WRITTEN PROBLEM: Give every line of the data again, unchanged, but with no pictures.

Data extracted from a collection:
-- Begin --

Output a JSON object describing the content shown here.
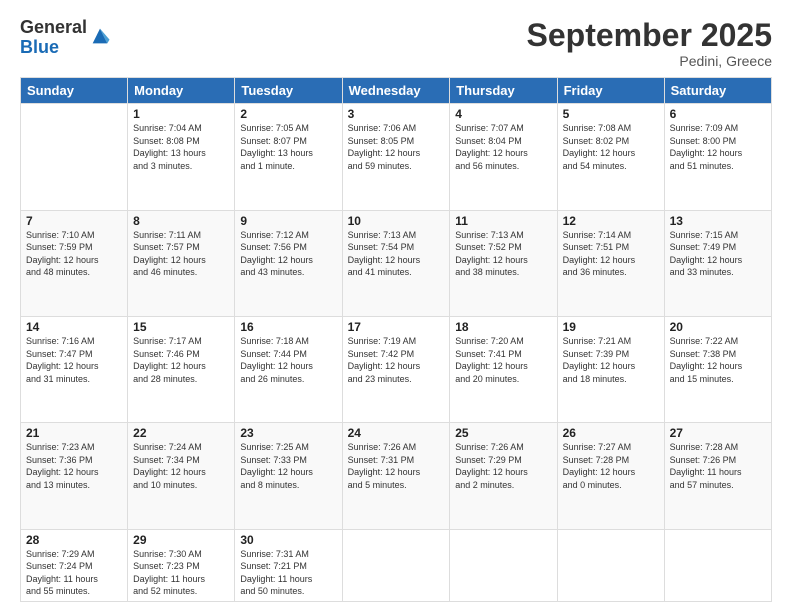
{
  "header": {
    "logo_general": "General",
    "logo_blue": "Blue",
    "month_title": "September 2025",
    "location": "Pedini, Greece"
  },
  "days_of_week": [
    "Sunday",
    "Monday",
    "Tuesday",
    "Wednesday",
    "Thursday",
    "Friday",
    "Saturday"
  ],
  "weeks": [
    [
      {
        "day": "",
        "info": ""
      },
      {
        "day": "1",
        "info": "Sunrise: 7:04 AM\nSunset: 8:08 PM\nDaylight: 13 hours\nand 3 minutes."
      },
      {
        "day": "2",
        "info": "Sunrise: 7:05 AM\nSunset: 8:07 PM\nDaylight: 13 hours\nand 1 minute."
      },
      {
        "day": "3",
        "info": "Sunrise: 7:06 AM\nSunset: 8:05 PM\nDaylight: 12 hours\nand 59 minutes."
      },
      {
        "day": "4",
        "info": "Sunrise: 7:07 AM\nSunset: 8:04 PM\nDaylight: 12 hours\nand 56 minutes."
      },
      {
        "day": "5",
        "info": "Sunrise: 7:08 AM\nSunset: 8:02 PM\nDaylight: 12 hours\nand 54 minutes."
      },
      {
        "day": "6",
        "info": "Sunrise: 7:09 AM\nSunset: 8:00 PM\nDaylight: 12 hours\nand 51 minutes."
      }
    ],
    [
      {
        "day": "7",
        "info": "Sunrise: 7:10 AM\nSunset: 7:59 PM\nDaylight: 12 hours\nand 48 minutes."
      },
      {
        "day": "8",
        "info": "Sunrise: 7:11 AM\nSunset: 7:57 PM\nDaylight: 12 hours\nand 46 minutes."
      },
      {
        "day": "9",
        "info": "Sunrise: 7:12 AM\nSunset: 7:56 PM\nDaylight: 12 hours\nand 43 minutes."
      },
      {
        "day": "10",
        "info": "Sunrise: 7:13 AM\nSunset: 7:54 PM\nDaylight: 12 hours\nand 41 minutes."
      },
      {
        "day": "11",
        "info": "Sunrise: 7:13 AM\nSunset: 7:52 PM\nDaylight: 12 hours\nand 38 minutes."
      },
      {
        "day": "12",
        "info": "Sunrise: 7:14 AM\nSunset: 7:51 PM\nDaylight: 12 hours\nand 36 minutes."
      },
      {
        "day": "13",
        "info": "Sunrise: 7:15 AM\nSunset: 7:49 PM\nDaylight: 12 hours\nand 33 minutes."
      }
    ],
    [
      {
        "day": "14",
        "info": "Sunrise: 7:16 AM\nSunset: 7:47 PM\nDaylight: 12 hours\nand 31 minutes."
      },
      {
        "day": "15",
        "info": "Sunrise: 7:17 AM\nSunset: 7:46 PM\nDaylight: 12 hours\nand 28 minutes."
      },
      {
        "day": "16",
        "info": "Sunrise: 7:18 AM\nSunset: 7:44 PM\nDaylight: 12 hours\nand 26 minutes."
      },
      {
        "day": "17",
        "info": "Sunrise: 7:19 AM\nSunset: 7:42 PM\nDaylight: 12 hours\nand 23 minutes."
      },
      {
        "day": "18",
        "info": "Sunrise: 7:20 AM\nSunset: 7:41 PM\nDaylight: 12 hours\nand 20 minutes."
      },
      {
        "day": "19",
        "info": "Sunrise: 7:21 AM\nSunset: 7:39 PM\nDaylight: 12 hours\nand 18 minutes."
      },
      {
        "day": "20",
        "info": "Sunrise: 7:22 AM\nSunset: 7:38 PM\nDaylight: 12 hours\nand 15 minutes."
      }
    ],
    [
      {
        "day": "21",
        "info": "Sunrise: 7:23 AM\nSunset: 7:36 PM\nDaylight: 12 hours\nand 13 minutes."
      },
      {
        "day": "22",
        "info": "Sunrise: 7:24 AM\nSunset: 7:34 PM\nDaylight: 12 hours\nand 10 minutes."
      },
      {
        "day": "23",
        "info": "Sunrise: 7:25 AM\nSunset: 7:33 PM\nDaylight: 12 hours\nand 8 minutes."
      },
      {
        "day": "24",
        "info": "Sunrise: 7:26 AM\nSunset: 7:31 PM\nDaylight: 12 hours\nand 5 minutes."
      },
      {
        "day": "25",
        "info": "Sunrise: 7:26 AM\nSunset: 7:29 PM\nDaylight: 12 hours\nand 2 minutes."
      },
      {
        "day": "26",
        "info": "Sunrise: 7:27 AM\nSunset: 7:28 PM\nDaylight: 12 hours\nand 0 minutes."
      },
      {
        "day": "27",
        "info": "Sunrise: 7:28 AM\nSunset: 7:26 PM\nDaylight: 11 hours\nand 57 minutes."
      }
    ],
    [
      {
        "day": "28",
        "info": "Sunrise: 7:29 AM\nSunset: 7:24 PM\nDaylight: 11 hours\nand 55 minutes."
      },
      {
        "day": "29",
        "info": "Sunrise: 7:30 AM\nSunset: 7:23 PM\nDaylight: 11 hours\nand 52 minutes."
      },
      {
        "day": "30",
        "info": "Sunrise: 7:31 AM\nSunset: 7:21 PM\nDaylight: 11 hours\nand 50 minutes."
      },
      {
        "day": "",
        "info": ""
      },
      {
        "day": "",
        "info": ""
      },
      {
        "day": "",
        "info": ""
      },
      {
        "day": "",
        "info": ""
      }
    ]
  ]
}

-- End --

ANSWER TO THIS PROBLEM:
Output a JSON object describing the content shown here.
{
  "header": {
    "logo_general": "General",
    "logo_blue": "Blue",
    "month_title": "September 2025",
    "location": "Pedini, Greece"
  },
  "days_of_week": [
    "Sunday",
    "Monday",
    "Tuesday",
    "Wednesday",
    "Thursday",
    "Friday",
    "Saturday"
  ],
  "weeks": [
    [
      {
        "day": "",
        "info": ""
      },
      {
        "day": "1",
        "info": "Sunrise: 7:04 AM\nSunset: 8:08 PM\nDaylight: 13 hours\nand 3 minutes."
      },
      {
        "day": "2",
        "info": "Sunrise: 7:05 AM\nSunset: 8:07 PM\nDaylight: 13 hours\nand 1 minute."
      },
      {
        "day": "3",
        "info": "Sunrise: 7:06 AM\nSunset: 8:05 PM\nDaylight: 12 hours\nand 59 minutes."
      },
      {
        "day": "4",
        "info": "Sunrise: 7:07 AM\nSunset: 8:04 PM\nDaylight: 12 hours\nand 56 minutes."
      },
      {
        "day": "5",
        "info": "Sunrise: 7:08 AM\nSunset: 8:02 PM\nDaylight: 12 hours\nand 54 minutes."
      },
      {
        "day": "6",
        "info": "Sunrise: 7:09 AM\nSunset: 8:00 PM\nDaylight: 12 hours\nand 51 minutes."
      }
    ],
    [
      {
        "day": "7",
        "info": "Sunrise: 7:10 AM\nSunset: 7:59 PM\nDaylight: 12 hours\nand 48 minutes."
      },
      {
        "day": "8",
        "info": "Sunrise: 7:11 AM\nSunset: 7:57 PM\nDaylight: 12 hours\nand 46 minutes."
      },
      {
        "day": "9",
        "info": "Sunrise: 7:12 AM\nSunset: 7:56 PM\nDaylight: 12 hours\nand 43 minutes."
      },
      {
        "day": "10",
        "info": "Sunrise: 7:13 AM\nSunset: 7:54 PM\nDaylight: 12 hours\nand 41 minutes."
      },
      {
        "day": "11",
        "info": "Sunrise: 7:13 AM\nSunset: 7:52 PM\nDaylight: 12 hours\nand 38 minutes."
      },
      {
        "day": "12",
        "info": "Sunrise: 7:14 AM\nSunset: 7:51 PM\nDaylight: 12 hours\nand 36 minutes."
      },
      {
        "day": "13",
        "info": "Sunrise: 7:15 AM\nSunset: 7:49 PM\nDaylight: 12 hours\nand 33 minutes."
      }
    ],
    [
      {
        "day": "14",
        "info": "Sunrise: 7:16 AM\nSunset: 7:47 PM\nDaylight: 12 hours\nand 31 minutes."
      },
      {
        "day": "15",
        "info": "Sunrise: 7:17 AM\nSunset: 7:46 PM\nDaylight: 12 hours\nand 28 minutes."
      },
      {
        "day": "16",
        "info": "Sunrise: 7:18 AM\nSunset: 7:44 PM\nDaylight: 12 hours\nand 26 minutes."
      },
      {
        "day": "17",
        "info": "Sunrise: 7:19 AM\nSunset: 7:42 PM\nDaylight: 12 hours\nand 23 minutes."
      },
      {
        "day": "18",
        "info": "Sunrise: 7:20 AM\nSunset: 7:41 PM\nDaylight: 12 hours\nand 20 minutes."
      },
      {
        "day": "19",
        "info": "Sunrise: 7:21 AM\nSunset: 7:39 PM\nDaylight: 12 hours\nand 18 minutes."
      },
      {
        "day": "20",
        "info": "Sunrise: 7:22 AM\nSunset: 7:38 PM\nDaylight: 12 hours\nand 15 minutes."
      }
    ],
    [
      {
        "day": "21",
        "info": "Sunrise: 7:23 AM\nSunset: 7:36 PM\nDaylight: 12 hours\nand 13 minutes."
      },
      {
        "day": "22",
        "info": "Sunrise: 7:24 AM\nSunset: 7:34 PM\nDaylight: 12 hours\nand 10 minutes."
      },
      {
        "day": "23",
        "info": "Sunrise: 7:25 AM\nSunset: 7:33 PM\nDaylight: 12 hours\nand 8 minutes."
      },
      {
        "day": "24",
        "info": "Sunrise: 7:26 AM\nSunset: 7:31 PM\nDaylight: 12 hours\nand 5 minutes."
      },
      {
        "day": "25",
        "info": "Sunrise: 7:26 AM\nSunset: 7:29 PM\nDaylight: 12 hours\nand 2 minutes."
      },
      {
        "day": "26",
        "info": "Sunrise: 7:27 AM\nSunset: 7:28 PM\nDaylight: 12 hours\nand 0 minutes."
      },
      {
        "day": "27",
        "info": "Sunrise: 7:28 AM\nSunset: 7:26 PM\nDaylight: 11 hours\nand 57 minutes."
      }
    ],
    [
      {
        "day": "28",
        "info": "Sunrise: 7:29 AM\nSunset: 7:24 PM\nDaylight: 11 hours\nand 55 minutes."
      },
      {
        "day": "29",
        "info": "Sunrise: 7:30 AM\nSunset: 7:23 PM\nDaylight: 11 hours\nand 52 minutes."
      },
      {
        "day": "30",
        "info": "Sunrise: 7:31 AM\nSunset: 7:21 PM\nDaylight: 11 hours\nand 50 minutes."
      },
      {
        "day": "",
        "info": ""
      },
      {
        "day": "",
        "info": ""
      },
      {
        "day": "",
        "info": ""
      },
      {
        "day": "",
        "info": ""
      }
    ]
  ]
}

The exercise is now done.